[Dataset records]
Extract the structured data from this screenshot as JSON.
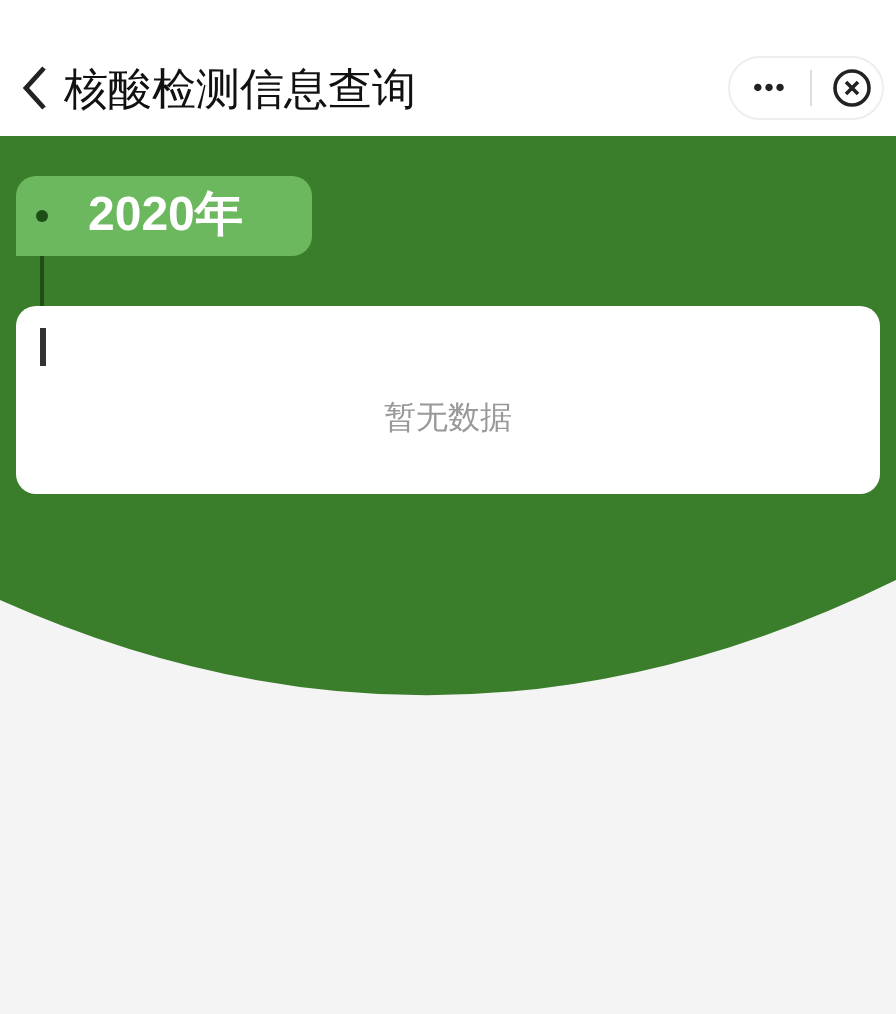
{
  "nav_bar": {
    "title": "核酸检测信息查询",
    "more_icon": "•••"
  },
  "timeline": [
    {
      "year": "2020年",
      "message": "暂无数据"
    }
  ]
}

Problem details
Images should not appear in the copy; retype the listing above exactly.

Full answer
Extract the structured data from this screenshot as JSON.
{
  "nav_bar": {
    "title": "核酸检测信息查询",
    "more_icon": "•••"
  },
  "timeline": [
    {
      "year": "2020年",
      "message": "暂无数据"
    }
  ]
}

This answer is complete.